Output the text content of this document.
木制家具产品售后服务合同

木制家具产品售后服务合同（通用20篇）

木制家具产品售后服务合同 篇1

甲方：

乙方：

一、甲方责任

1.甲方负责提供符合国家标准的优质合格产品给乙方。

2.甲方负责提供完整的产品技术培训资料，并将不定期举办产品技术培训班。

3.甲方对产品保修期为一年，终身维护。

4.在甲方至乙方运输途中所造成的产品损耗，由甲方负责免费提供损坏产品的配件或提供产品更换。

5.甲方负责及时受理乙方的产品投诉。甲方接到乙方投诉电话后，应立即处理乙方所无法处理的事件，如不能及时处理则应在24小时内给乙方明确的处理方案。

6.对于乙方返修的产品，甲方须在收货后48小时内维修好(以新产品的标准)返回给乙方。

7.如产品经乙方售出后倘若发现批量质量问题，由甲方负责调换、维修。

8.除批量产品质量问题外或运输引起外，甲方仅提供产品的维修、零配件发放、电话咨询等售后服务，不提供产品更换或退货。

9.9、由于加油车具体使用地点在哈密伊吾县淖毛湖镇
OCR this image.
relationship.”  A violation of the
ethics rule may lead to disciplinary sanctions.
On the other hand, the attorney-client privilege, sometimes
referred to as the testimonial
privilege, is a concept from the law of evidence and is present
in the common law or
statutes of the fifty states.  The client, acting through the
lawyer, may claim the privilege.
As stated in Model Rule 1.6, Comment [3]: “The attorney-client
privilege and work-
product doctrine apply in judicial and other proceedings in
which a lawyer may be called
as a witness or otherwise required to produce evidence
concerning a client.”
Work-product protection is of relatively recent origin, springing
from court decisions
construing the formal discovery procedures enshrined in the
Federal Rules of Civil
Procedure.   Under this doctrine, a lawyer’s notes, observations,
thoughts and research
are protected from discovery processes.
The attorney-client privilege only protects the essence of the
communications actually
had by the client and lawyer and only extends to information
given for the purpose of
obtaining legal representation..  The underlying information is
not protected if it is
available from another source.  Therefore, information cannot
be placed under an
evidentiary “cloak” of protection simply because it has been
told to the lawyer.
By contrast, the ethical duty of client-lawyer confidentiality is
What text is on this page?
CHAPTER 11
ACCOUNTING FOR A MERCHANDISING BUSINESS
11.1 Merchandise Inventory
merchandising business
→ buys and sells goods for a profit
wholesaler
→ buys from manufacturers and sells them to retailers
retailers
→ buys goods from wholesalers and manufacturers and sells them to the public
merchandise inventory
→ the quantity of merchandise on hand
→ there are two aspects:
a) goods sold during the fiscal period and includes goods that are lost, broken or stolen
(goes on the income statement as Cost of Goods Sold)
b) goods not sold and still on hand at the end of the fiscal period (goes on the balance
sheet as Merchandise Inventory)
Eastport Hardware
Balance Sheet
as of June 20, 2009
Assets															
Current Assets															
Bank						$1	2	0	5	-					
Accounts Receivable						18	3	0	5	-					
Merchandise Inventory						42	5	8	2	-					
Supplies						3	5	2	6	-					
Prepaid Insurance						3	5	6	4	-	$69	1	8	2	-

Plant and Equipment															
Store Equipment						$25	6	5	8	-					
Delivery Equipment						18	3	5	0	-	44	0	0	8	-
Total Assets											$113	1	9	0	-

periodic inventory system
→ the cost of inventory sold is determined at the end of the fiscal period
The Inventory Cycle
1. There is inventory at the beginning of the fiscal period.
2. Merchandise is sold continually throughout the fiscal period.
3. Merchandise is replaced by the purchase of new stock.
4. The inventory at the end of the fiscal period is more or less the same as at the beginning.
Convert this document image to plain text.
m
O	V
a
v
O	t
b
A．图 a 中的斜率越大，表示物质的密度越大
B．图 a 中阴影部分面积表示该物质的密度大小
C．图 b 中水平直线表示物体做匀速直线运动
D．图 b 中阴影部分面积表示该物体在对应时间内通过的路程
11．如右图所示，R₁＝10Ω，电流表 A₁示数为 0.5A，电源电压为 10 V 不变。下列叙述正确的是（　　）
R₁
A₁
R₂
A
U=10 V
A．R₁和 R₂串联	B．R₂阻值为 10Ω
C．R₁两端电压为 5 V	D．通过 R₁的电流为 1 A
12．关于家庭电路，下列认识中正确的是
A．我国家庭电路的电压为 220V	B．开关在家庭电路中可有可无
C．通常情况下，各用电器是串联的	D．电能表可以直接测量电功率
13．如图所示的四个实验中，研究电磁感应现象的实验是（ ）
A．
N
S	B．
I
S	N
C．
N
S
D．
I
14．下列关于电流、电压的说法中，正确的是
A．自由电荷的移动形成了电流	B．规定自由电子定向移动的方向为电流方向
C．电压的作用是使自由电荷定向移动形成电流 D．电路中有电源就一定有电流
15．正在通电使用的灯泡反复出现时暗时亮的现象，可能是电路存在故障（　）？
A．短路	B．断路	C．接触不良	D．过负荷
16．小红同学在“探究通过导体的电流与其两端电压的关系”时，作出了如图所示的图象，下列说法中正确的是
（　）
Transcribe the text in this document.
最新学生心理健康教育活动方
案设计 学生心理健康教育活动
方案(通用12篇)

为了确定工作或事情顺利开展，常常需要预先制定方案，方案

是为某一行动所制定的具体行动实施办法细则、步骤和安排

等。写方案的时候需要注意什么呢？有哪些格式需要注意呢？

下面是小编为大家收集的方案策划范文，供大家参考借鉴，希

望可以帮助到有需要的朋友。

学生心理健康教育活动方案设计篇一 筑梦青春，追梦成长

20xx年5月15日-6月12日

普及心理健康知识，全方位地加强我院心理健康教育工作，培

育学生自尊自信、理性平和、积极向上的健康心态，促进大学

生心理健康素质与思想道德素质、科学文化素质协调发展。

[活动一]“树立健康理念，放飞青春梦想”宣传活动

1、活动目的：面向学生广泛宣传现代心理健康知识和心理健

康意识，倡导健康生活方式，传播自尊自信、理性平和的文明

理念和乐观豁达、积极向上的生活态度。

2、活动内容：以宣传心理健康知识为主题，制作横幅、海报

### CHALLENGE
Select every line where the word "goes" occurs.

### RESULT FOR THIS EXERCISE
(goes on the income statement as Cost of Goods Sold)
b) goods not sold and still on hand at the end of the fiscal period (goes on the balance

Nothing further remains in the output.